### Exercise brief
Lines that contain the string "人生的迷失" are to be copied; leave out all others.

### Records to process
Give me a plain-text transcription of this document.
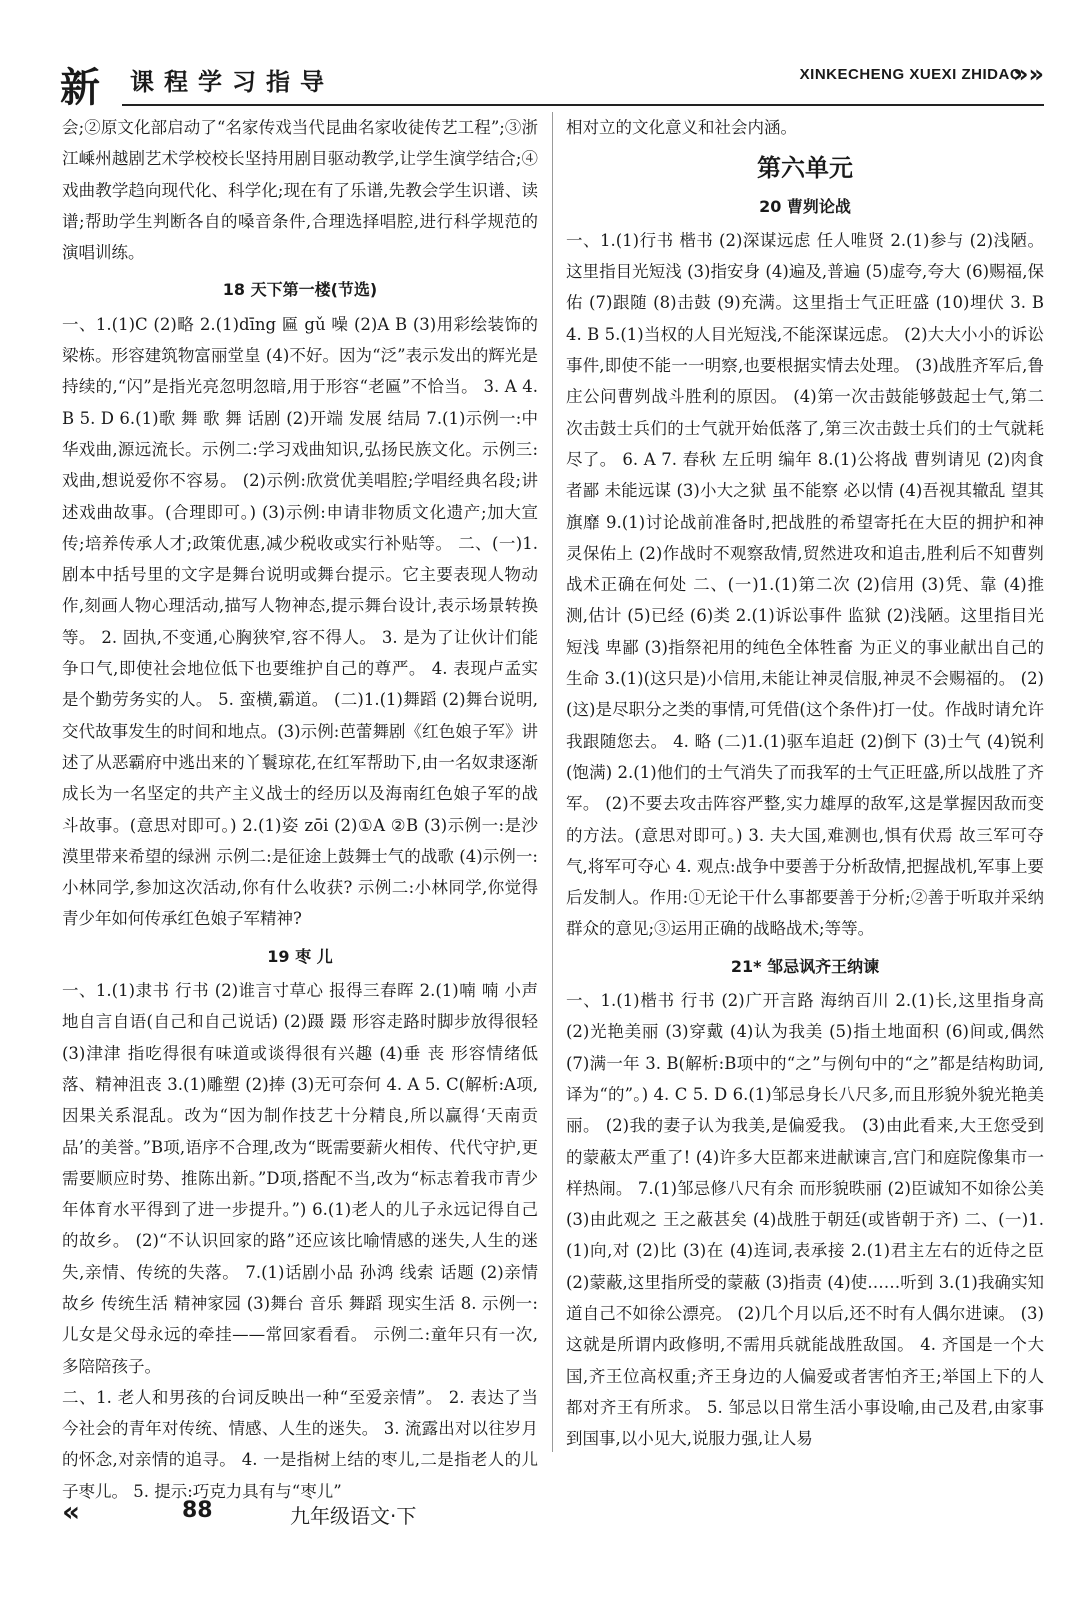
新 课程学习指导	XINKECHENG XUEXI ZHIDAO
»»

会;②原文化部启动了“名家传戏当代昆曲名家收徒传艺工程”;③浙江嵊州越剧艺术学校校长坚持用剧目驱动教学,让学生演学结合;④戏曲教学趋向现代化、科学化;现在有了乐谱,先教会学生识谱、读谱;帮助学生判断各自的嗓音条件,合理选择唱腔,进行科学规范的演唱训练。

18 天下第一楼(节选)

一、1.(1)C (2)略 2.(1)dīng 匾 gǔ 噪 (2)A B (3)用彩绘装饰的梁栋。形容建筑物富丽堂皇 (4)不好。因为“泛”表示发出的辉光是持续的,“闪”是指光亮忽明忽暗,用于形容“老匾”不恰当。 3. A 4. B 5. D 6.(1)歌 舞 歌 舞 话剧 (2)开端 发展 结局 7.(1)示例一:中华戏曲,源远流长。示例二:学习戏曲知识,弘扬民族文化。示例三:戏曲,想说爱你不容易。 (2)示例:欣赏优美唱腔;学唱经典名段;讲述戏曲故事。(合理即可。) (3)示例:申请非物质文化遗产;加大宣传;培养传承人才;政策优惠,减少税收或实行补贴等。 二、(一)1. 剧本中括号里的文字是舞台说明或舞台提示。它主要表现人物动作,刻画人物心理活动,描写人物神态,提示舞台设计,表示场景转换等。 2. 固执,不变通,心胸狭窄,容不得人。 3. 是为了让伙计们能争口气,即使社会地位低下也要维护自己的尊严。 4. 表现卢孟实是个勤劳务实的人。 5. 蛮横,霸道。 (二)1.(1)舞蹈 (2)舞台说明,交代故事发生的时间和地点。(3)示例:芭蕾舞剧《红色娘子军》讲述了从恶霸府中逃出来的丫鬟琼花,在红军帮助下,由一名奴隶逐渐成长为一名坚定的共产主义战士的经历以及海南红色娘子军的战斗故事。(意思对即可。) 2.(1)姿 zōi (2)①A ②B (3)示例一:是沙漠里带来希望的绿洲 示例二:是征途上鼓舞士气的战歌 (4)示例一:小林同学,参加这次活动,你有什么收获? 示例二:小林同学,你觉得青少年如何传承红色娘子军精神?

19 枣 儿

一、1.(1)隶书 行书 (2)谁言寸草心 报得三春晖 2.(1)喃 喃 小声地自言自语(自己和自己说话) (2)蹑 蹑 形容走路时脚步放得很轻 (3)津津 指吃得很有味道或谈得很有兴趣 (4)垂 丧 形容情绪低落、精神沮丧 3.(1)雕塑 (2)捧 (3)无可奈何 4. A 5. C(解析:A项,因果关系混乱。改为“因为制作技艺十分精良,所以赢得‘天南贡品’的美誉。”B项,语序不合理,改为“既需要薪火相传、代代守护,更需要顺应时势、推陈出新。”D项,搭配不当,改为“标志着我市青少年体育水平得到了进一步提升。”) 6.(1)老人的儿子永远记得自己的故乡。 (2)“不认识回家的路”还应该比喻情感的迷失,人生的迷失,亲情、传统的失落。 7.(1)话剧小品 孙鸿 线索 话题 (2)亲情 故乡 传统生活 精神家园 (3)舞台 音乐 舞蹈 现实生活 8. 示例一:儿女是父母永远的牵挂——常回家看看。 示例二:童年只有一次,多陪陪孩子。

二、1. 老人和男孩的台词反映出一种“至爱亲情”。 2. 表达了当今社会的青年对传统、情感、人生的迷失。 3. 流露出对以往岁月的怀念,对亲情的追寻。 4. 一是指树上结的枣儿,二是指老人的儿子枣儿。 5. 提示:巧克力具有与“枣儿”

相对立的文化意义和社会内涵。

第六单元
20 曹刿论战

一、1.(1)行书 楷书 (2)深谋远虑 任人唯贤 2.(1)参与 (2)浅陋。这里指目光短浅 (3)指安身 (4)遍及,普遍 (5)虚夸,夸大 (6)赐福,保佑 (7)跟随 (8)击鼓 (9)充满。这里指士气正旺盛 (10)埋伏 3. B 4. B 5.(1)当权的人目光短浅,不能深谋远虑。 (2)大大小小的诉讼事件,即使不能一一明察,也要根据实情去处理。 (3)战胜齐军后,鲁庄公问曹刿战斗胜利的原因。 (4)第一次击鼓能够鼓起士气,第二次击鼓士兵们的士气就开始低落了,第三次击鼓士兵们的士气就耗尽了。 6. A 7. 春秋 左丘明 编年 8.(1)公将战 曹刿请见 (2)肉食者鄙 未能远谋 (3)小大之狱 虽不能察 必以情 (4)吾视其辙乱 望其旗靡 9.(1)讨论战前准备时,把战胜的希望寄托在大臣的拥护和神灵保佑上 (2)作战时不观察敌情,贸然进攻和追击,胜利后不知曹刿战术正确在何处 二、(一)1.(1)第二次 (2)信用 (3)凭、靠 (4)推测,估计 (5)已经 (6)类 2.(1)诉讼事件 监狱 (2)浅陋。这里指目光短浅 卑鄙 (3)指祭祀用的纯色全体牲畜 为正义的事业献出自己的生命 3.(1)(这只是)小信用,未能让神灵信服,神灵不会赐福的。 (2)(这)是尽职分之类的事情,可凭借(这个条件)打一仗。作战时请允许我跟随您去。 4. 略 (二)1.(1)驱车追赶 (2)倒下 (3)士气 (4)锐利(饱满) 2.(1)他们的士气消失了而我军的士气正旺盛,所以战胜了齐军。 (2)不要去攻击阵容严整,实力雄厚的敌军,这是掌握因敌而变的方法。(意思对即可。) 3. 夫大国,难测也,惧有伏焉 故三军可夺气,将军可夺心 4. 观点:战争中要善于分析敌情,把握战机,军事上要后发制人。作用:①无论干什么事都要善于分析;②善于听取并采纳群众的意见;③运用正确的战略战术;等等。

21* 邹忌讽齐王纳谏

一、1.(1)楷书 行书 (2)广开言路 海纳百川 2.(1)长,这里指身高 (2)光艳美丽 (3)穿戴 (4)认为我美 (5)指土地面积 (6)间或,偶然 (7)满一年 3. B(解析:B项中的“之”与例句中的“之”都是结构助词,译为“的”。) 4. C 5. D 6.(1)邹忌身长八尺多,而且形貌外貌光艳美丽。 (2)我的妻子认为我美,是偏爱我。 (3)由此看来,大王您受到的蒙蔽太严重了! (4)许多大臣都来进献谏言,宫门和庭院像集市一样热闹。 7.(1)邹忌修八尺有余 而形貌昳丽 (2)臣诚知不如徐公美 (3)由此观之 王之蔽甚矣 (4)战胜于朝廷(或皆朝于齐) 二、(一)1.(1)向,对 (2)比 (3)在 (4)连词,表承接 2.(1)君主左右的近侍之臣 (2)蒙蔽,这里指所受的蒙蔽 (3)指责 (4)使……听到 3.(1)我确实知道自己不如徐公漂亮。 (2)几个月以后,还不时有人偶尔进谏。 (3)这就是所谓内政修明,不需用兵就能战胜敌国。 4. 齐国是一个大国,齐王位高权重;齐王身边的人偏爱或者害怕齐王;举国上下的人都对齐王有所求。 5. 邹忌以日常生活小事设喻,由己及君,由家事到国事,以小见大,说服力强,让人易

«	88	九年级语文·下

### Solved problem
一、1.(1)隶书 行书 (2)谁言寸草心 报得三春晖 2.(1)喃 喃 小声地自言自语(自己和自己说话) (2)蹑 蹑 形容走路时脚步放得很轻 (3)津津 指吃得很有味道或谈得很有兴趣 (4)垂 丧 形容情绪低落、精神沮丧 3.(1)雕塑 (2)捧 (3)无可奈何 4. A 5. C(解析:A项,因果关系混乱。改为“因为制作技艺十分精良,所以赢得‘天南贡品’的美誉。”B项,语序不合理,改为“既需要薪火相传、代代守护,更需要顺应时势、推陈出新。”D项,搭配不当,改为“标志着我市青少年体育水平得到了进一步提升。”) 6.(1)老人的儿子永远记得自己的故乡。 (2)“不认识回家的路”还应该比喻情感的迷失,人生的迷失,亲情、传统的失落。 7.(1)话剧小品 孙鸿 线索 话题 (2)亲情 故乡 传统生活 精神家园 (3)舞台 音乐 舞蹈 现实生活 8. 示例一:儿女是父母永远的牵挂——常回家看看。 示例二:童年只有一次,多陪陪孩子。
二、1. 老人和男孩的台词反映出一种“至爱亲情”。 2. 表达了当今社会的青年对传统、情感、人生的迷失。 3. 流露出对以往岁月的怀念,对亲情的追寻。 4. 一是指树上结的枣儿,二是指老人的儿子枣儿。 5. 提示:巧克力具有与“枣儿”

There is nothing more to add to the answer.